WRITTEN TASK:
Repeat all of the material below exactly as written, images excluded.

□ □ □

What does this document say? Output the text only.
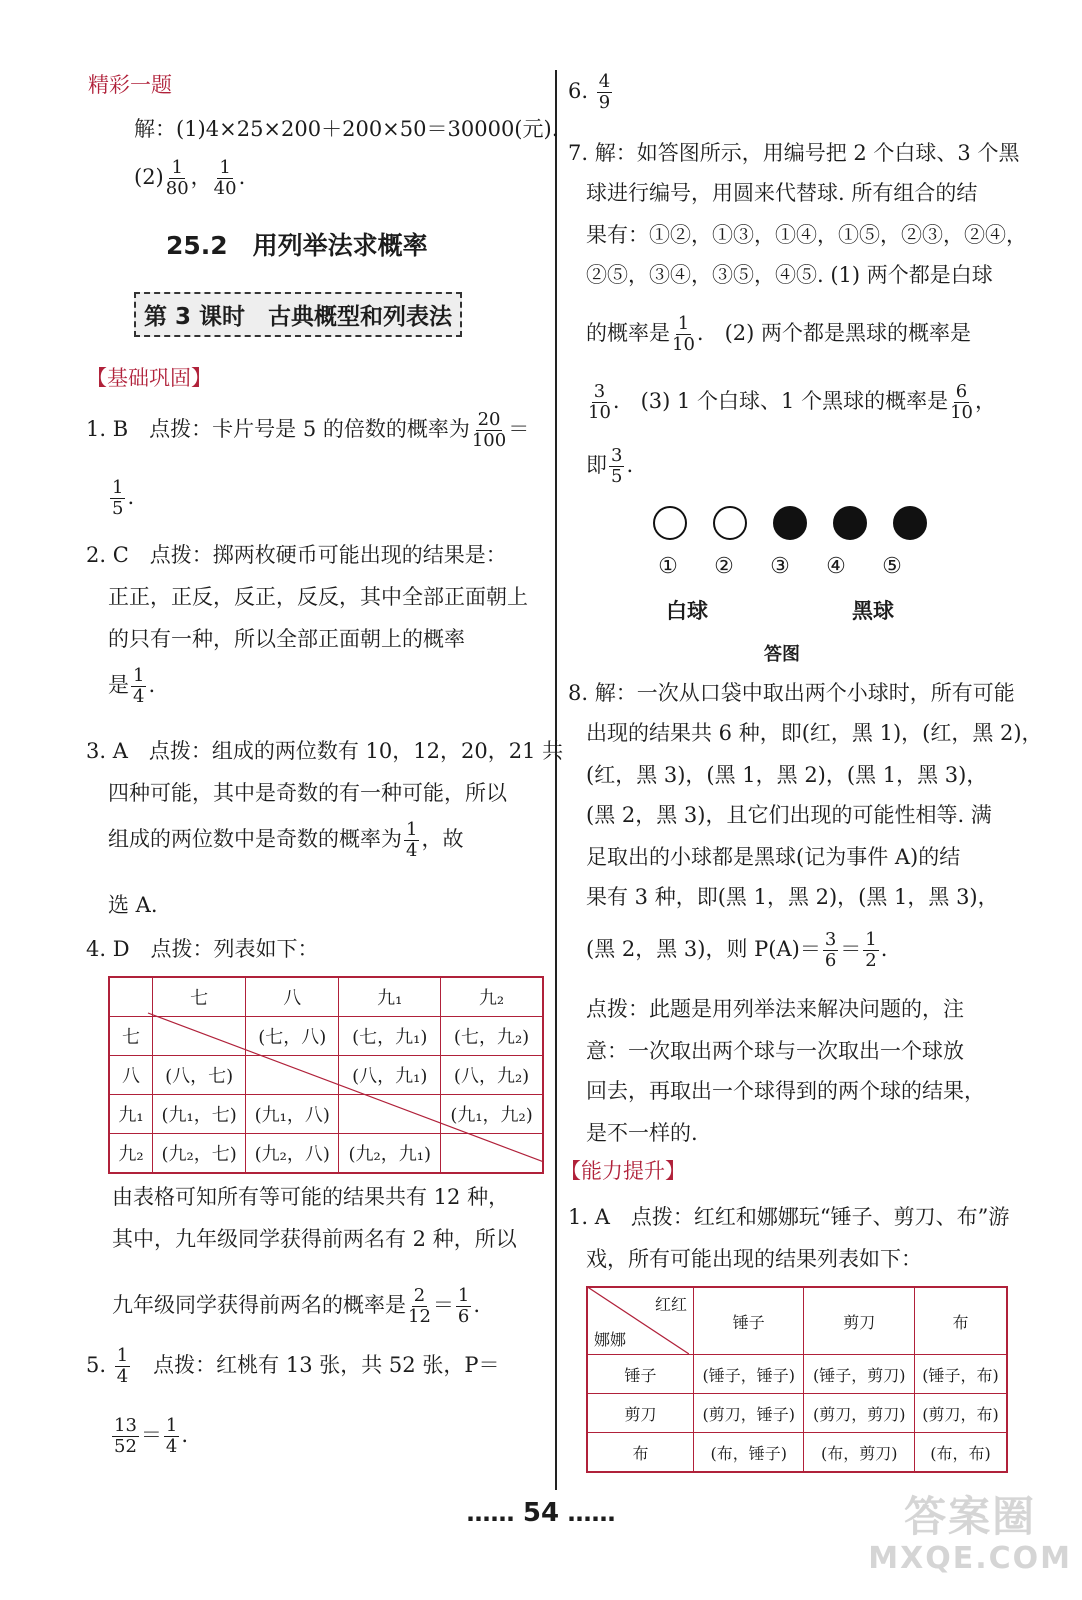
精彩一题
解：(1)4×25×200＋200×50＝30000(元).
$(2) \frac{1}{80}$ ， $\frac{1}{40}$ .
25.2　用列举法求概率
第 3 课时　古典概型和列表法
【基础巩固】
1. B　点拨：卡片号是 5 的倍数的概率为 $\frac{20}{100}$ ＝
$\frac{1}{5}$ .
2. C　点拨：掷两枚硬币可能出现的结果是：
正正，正反，反正，反反，其中全部正面朝上
的只有一种，所以全部正面朝上的概率
是 $\frac{1}{4}$ .
3. A　点拨：组成的两位数有 10，12，20，21 共
四种可能，其中是奇数的有一种可能，所以
组成的两位数中是奇数的概率为 $\frac{1}{4}$ ，故
选 A.
4. D　点拨：列表如下：
	七	八	九₁	九₂
七		(七，八)	(七，九₁)	(七，九₂)
八	(八，七)		(八，九₁)	(八，九₂)
九₁	(九₁，七)	(九₁，八)		(九₁，九₂)
九₂	(九₂，七)	(九₂，八)	(九₂，九₁)	
由表格可知所有等可能的结果共有 12 种，
其中，九年级同学获得前两名有 2 种，所以
九年级同学获得前两名的概率是 $\frac{2}{12} = \frac{1}{6}$ .
5. $\frac{1}{4}$ 　点拨：红桃有 13 张，共 52 张，P＝
$\frac{13}{52} = \frac{1}{4}$ .
6. $\frac{4}{9}$
7. 解：如答图所示，用编号把 2 个白球、3 个黑
球进行编号，用圆来代替球. 所有组合的结
果有：①②，①③，①④，①⑤，②③，②④，
②⑤，③④，③⑤，④⑤. (1) 两个都是白球
的概率是 $\frac{1}{10}$ .　(2) 两个都是黑球的概率是
$\frac{3}{10}$ .　(3) 1 个白球、1 个黑球的概率是 $\frac{6}{10}$ ，
即 $\frac{3}{5}$ .
① ② ③ ④ ⑤
白球	黑球
答图
8. 解：一次从口袋中取出两个小球时，所有可能
出现的结果共 6 种，即(红，黑 1)，(红，黑 2)，
(红，黑 3)，(黑 1，黑 2)，(黑 1，黑 3)，
(黑 2，黑 3)，且它们出现的可能性相等. 满
足取出的小球都是黑球(记为事件 A)的结
果有 3 种，即(黑 1，黑 2)，(黑 1，黑 3)，
(黑 2，黑 3)，则 $P(A)= \frac{3}{6} = \frac{1}{2}$ .
点拨：此题是用列举法来解决问题的，注
意：一次取出两个球与一次取出一个球放
回去，再取出一个球得到的两个球的结果，
是不一样的.
【能力提升】
1. A　点拨：红红和娜娜玩“锤子、剪刀、布”游
戏，所有可能出现的结果列表如下：
红红
娜娜	锤子	剪刀	布
锤子	(锤子，锤子)	(锤子，剪刀)	(锤子，布)
剪刀	(剪刀，锤子)	(剪刀，剪刀)	(剪刀，布)
布	(布，锤子)	(布，剪刀)	(布，布)
…… 54 ……	答案圈
MXQE.COM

□ □ □

COMPLETE ANSWER:
What does this document say? Output the text only.
精彩一题
解：(1)4×25×200＋200×50＝30000(元).
$(2) \frac{1}{80}$ ， $\frac{1}{40}$ .
25.2　用列举法求概率
第 3 课时　古典概型和列表法
【基础巩固】
1. B　点拨：卡片号是 5 的倍数的概率为 $\frac{20}{100}$ ＝
$\frac{1}{5}$ .
2. C　点拨：掷两枚硬币可能出现的结果是：
正正，正反，反正，反反，其中全部正面朝上
的只有一种，所以全部正面朝上的概率
是 $\frac{1}{4}$ .
3. A　点拨：组成的两位数有 10，12，20，21 共
四种可能，其中是奇数的有一种可能，所以
组成的两位数中是奇数的概率为 $\frac{1}{4}$ ，故
选 A.
4. D　点拨：列表如下：
	七	八	九₁	九₂
七		(七，八)	(七，九₁)	(七，九₂)
八	(八，七)		(八，九₁)	(八，九₂)
九₁	(九₁，七)	(九₁，八)		(九₁，九₂)
九₂	(九₂，七)	(九₂，八)	(九₂，九₁)	
由表格可知所有等可能的结果共有 12 种，
其中，九年级同学获得前两名有 2 种，所以
九年级同学获得前两名的概率是 $\frac{2}{12} = \frac{1}{6}$ .
5. $\frac{1}{4}$ 　点拨：红桃有 13 张，共 52 张，P＝
$\frac{13}{52} = \frac{1}{4}$ .
6. $\frac{4}{9}$
7. 解：如答图所示，用编号把 2 个白球、3 个黑
球进行编号，用圆来代替球. 所有组合的结
果有：①②，①③，①④，①⑤，②③，②④，
②⑤，③④，③⑤，④⑤. (1) 两个都是白球
的概率是 $\frac{1}{10}$ .　(2) 两个都是黑球的概率是
$\frac{3}{10}$ .　(3) 1 个白球、1 个黑球的概率是 $\frac{6}{10}$ ，
即 $\frac{3}{5}$ .
① ② ③ ④ ⑤
白球	黑球
答图
8. 解：一次从口袋中取出两个小球时，所有可能
出现的结果共 6 种，即(红，黑 1)，(红，黑 2)，
(红，黑 3)，(黑 1，黑 2)，(黑 1，黑 3)，
(黑 2，黑 3)，且它们出现的可能性相等. 满
足取出的小球都是黑球(记为事件 A)的结
果有 3 种，即(黑 1，黑 2)，(黑 1，黑 3)，
(黑 2，黑 3)，则 $P(A)= \frac{3}{6} = \frac{1}{2}$ .
点拨：此题是用列举法来解决问题的，注
意：一次取出两个球与一次取出一个球放
回去，再取出一个球得到的两个球的结果，
是不一样的.
【能力提升】
1. A　点拨：红红和娜娜玩“锤子、剪刀、布”游
戏，所有可能出现的结果列表如下：
红红
娜娜	锤子	剪刀	布
锤子	(锤子，锤子)	(锤子，剪刀)	(锤子，布)
剪刀	(剪刀，锤子)	(剪刀，剪刀)	(剪刀，布)
布	(布，锤子)	(布，剪刀)	(布，布)
…… 54 ……	答案圈
MXQE.COM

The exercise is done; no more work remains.